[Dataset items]
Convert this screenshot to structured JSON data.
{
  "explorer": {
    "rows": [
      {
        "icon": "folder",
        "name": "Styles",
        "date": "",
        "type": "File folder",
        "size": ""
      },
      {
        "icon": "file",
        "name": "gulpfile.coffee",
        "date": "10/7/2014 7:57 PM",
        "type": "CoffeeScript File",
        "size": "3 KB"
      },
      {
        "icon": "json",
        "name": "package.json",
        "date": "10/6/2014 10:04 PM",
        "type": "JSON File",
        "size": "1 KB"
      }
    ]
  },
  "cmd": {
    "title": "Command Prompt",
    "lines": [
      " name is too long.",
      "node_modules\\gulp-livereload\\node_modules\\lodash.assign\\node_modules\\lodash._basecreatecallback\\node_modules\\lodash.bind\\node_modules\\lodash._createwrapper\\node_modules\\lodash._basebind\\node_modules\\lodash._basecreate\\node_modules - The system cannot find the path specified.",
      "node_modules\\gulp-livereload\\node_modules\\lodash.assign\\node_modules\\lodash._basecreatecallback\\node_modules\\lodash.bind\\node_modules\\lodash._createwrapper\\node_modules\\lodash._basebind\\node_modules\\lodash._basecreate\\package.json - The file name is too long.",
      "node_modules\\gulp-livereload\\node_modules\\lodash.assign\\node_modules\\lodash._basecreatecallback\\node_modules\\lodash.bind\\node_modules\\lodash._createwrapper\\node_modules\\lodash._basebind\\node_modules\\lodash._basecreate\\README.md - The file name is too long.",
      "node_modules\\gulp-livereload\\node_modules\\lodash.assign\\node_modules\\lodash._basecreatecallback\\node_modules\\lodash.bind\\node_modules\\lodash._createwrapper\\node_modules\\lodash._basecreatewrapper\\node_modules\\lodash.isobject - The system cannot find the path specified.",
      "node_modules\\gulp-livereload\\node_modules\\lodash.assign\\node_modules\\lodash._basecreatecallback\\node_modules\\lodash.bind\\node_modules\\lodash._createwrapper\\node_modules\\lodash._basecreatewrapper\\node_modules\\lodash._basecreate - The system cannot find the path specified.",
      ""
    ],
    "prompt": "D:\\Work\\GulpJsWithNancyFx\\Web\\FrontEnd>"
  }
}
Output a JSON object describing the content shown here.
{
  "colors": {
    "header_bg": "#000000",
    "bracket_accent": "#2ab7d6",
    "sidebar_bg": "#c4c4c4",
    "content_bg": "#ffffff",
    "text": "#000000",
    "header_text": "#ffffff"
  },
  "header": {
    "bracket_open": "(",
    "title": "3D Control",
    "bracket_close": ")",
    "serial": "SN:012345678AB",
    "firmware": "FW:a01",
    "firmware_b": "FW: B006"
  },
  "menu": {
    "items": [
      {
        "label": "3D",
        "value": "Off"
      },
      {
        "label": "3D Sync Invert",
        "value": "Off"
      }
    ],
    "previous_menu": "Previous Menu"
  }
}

--

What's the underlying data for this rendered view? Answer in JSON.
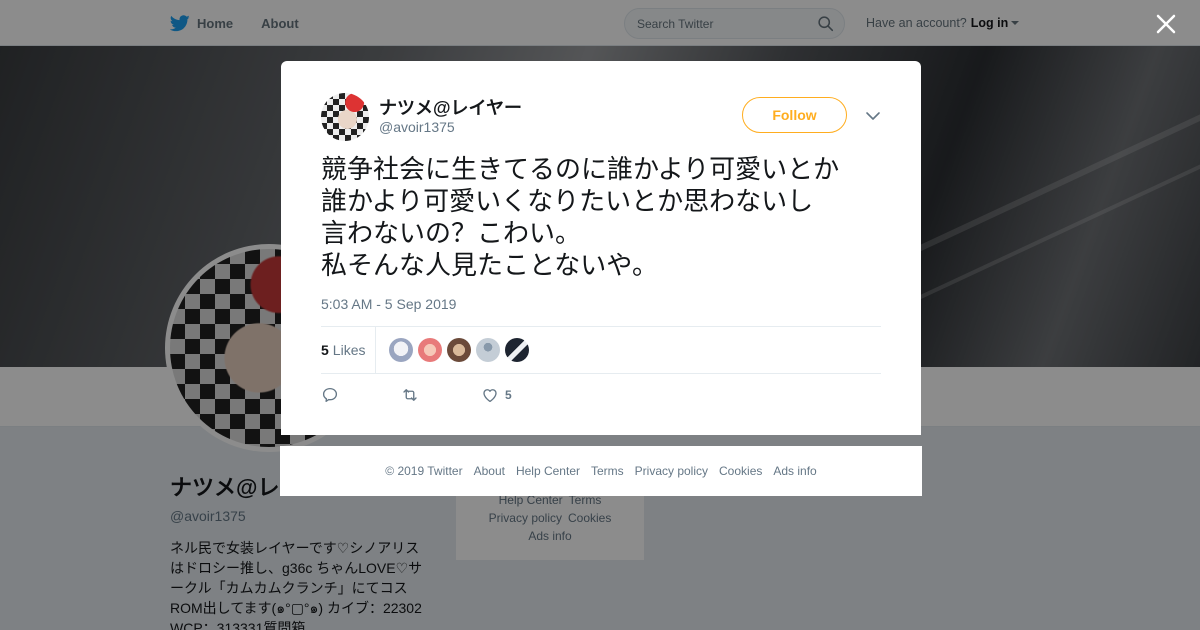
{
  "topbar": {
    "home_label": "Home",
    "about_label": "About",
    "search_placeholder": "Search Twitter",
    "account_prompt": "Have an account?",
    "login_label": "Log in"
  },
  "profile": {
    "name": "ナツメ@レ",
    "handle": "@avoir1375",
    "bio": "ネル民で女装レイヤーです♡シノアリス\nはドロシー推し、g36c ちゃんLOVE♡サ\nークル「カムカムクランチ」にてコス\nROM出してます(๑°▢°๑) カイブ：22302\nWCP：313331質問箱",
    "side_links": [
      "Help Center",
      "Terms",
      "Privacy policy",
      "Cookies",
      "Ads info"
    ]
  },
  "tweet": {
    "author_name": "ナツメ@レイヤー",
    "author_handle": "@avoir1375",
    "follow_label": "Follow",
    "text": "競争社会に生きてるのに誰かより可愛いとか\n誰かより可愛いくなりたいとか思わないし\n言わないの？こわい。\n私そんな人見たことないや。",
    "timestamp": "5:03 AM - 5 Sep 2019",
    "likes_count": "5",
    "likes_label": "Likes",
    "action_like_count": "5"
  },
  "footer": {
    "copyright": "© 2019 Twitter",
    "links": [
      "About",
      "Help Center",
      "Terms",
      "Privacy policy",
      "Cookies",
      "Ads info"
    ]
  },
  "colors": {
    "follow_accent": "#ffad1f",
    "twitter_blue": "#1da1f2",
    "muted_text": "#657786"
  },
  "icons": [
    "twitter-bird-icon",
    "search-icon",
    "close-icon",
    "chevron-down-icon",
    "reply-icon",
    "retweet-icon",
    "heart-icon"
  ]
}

...

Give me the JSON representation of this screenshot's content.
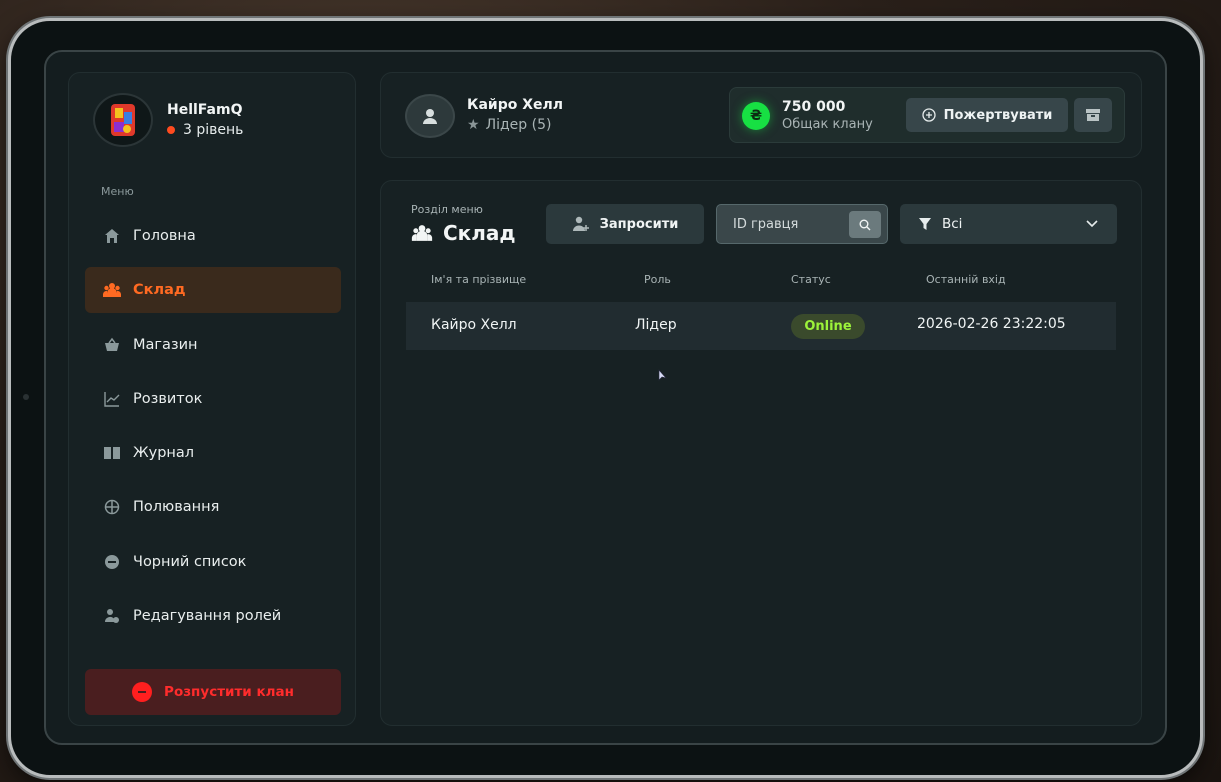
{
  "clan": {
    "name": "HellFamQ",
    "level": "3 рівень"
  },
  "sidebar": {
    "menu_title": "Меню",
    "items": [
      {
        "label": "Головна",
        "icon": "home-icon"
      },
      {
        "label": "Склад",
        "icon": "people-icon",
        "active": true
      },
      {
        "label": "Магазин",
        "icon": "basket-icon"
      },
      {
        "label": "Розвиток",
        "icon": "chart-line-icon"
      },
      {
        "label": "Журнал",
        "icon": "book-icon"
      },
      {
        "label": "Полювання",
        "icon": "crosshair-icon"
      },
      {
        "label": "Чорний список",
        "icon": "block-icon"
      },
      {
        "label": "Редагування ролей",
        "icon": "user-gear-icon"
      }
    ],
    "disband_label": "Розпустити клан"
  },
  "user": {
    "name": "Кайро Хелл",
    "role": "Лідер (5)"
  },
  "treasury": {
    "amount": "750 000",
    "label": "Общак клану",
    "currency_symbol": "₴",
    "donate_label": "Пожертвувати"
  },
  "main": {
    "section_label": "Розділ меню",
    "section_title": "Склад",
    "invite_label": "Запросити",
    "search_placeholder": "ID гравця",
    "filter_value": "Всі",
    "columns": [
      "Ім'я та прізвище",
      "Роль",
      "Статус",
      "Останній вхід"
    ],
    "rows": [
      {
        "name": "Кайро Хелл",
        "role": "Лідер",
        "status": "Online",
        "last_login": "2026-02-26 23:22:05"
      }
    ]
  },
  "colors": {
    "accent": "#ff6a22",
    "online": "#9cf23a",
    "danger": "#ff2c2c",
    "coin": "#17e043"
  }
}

* **Directions for this task**
Only a number is wanted: how many lines contain the word "cannot"?

* **Exercise answer**
3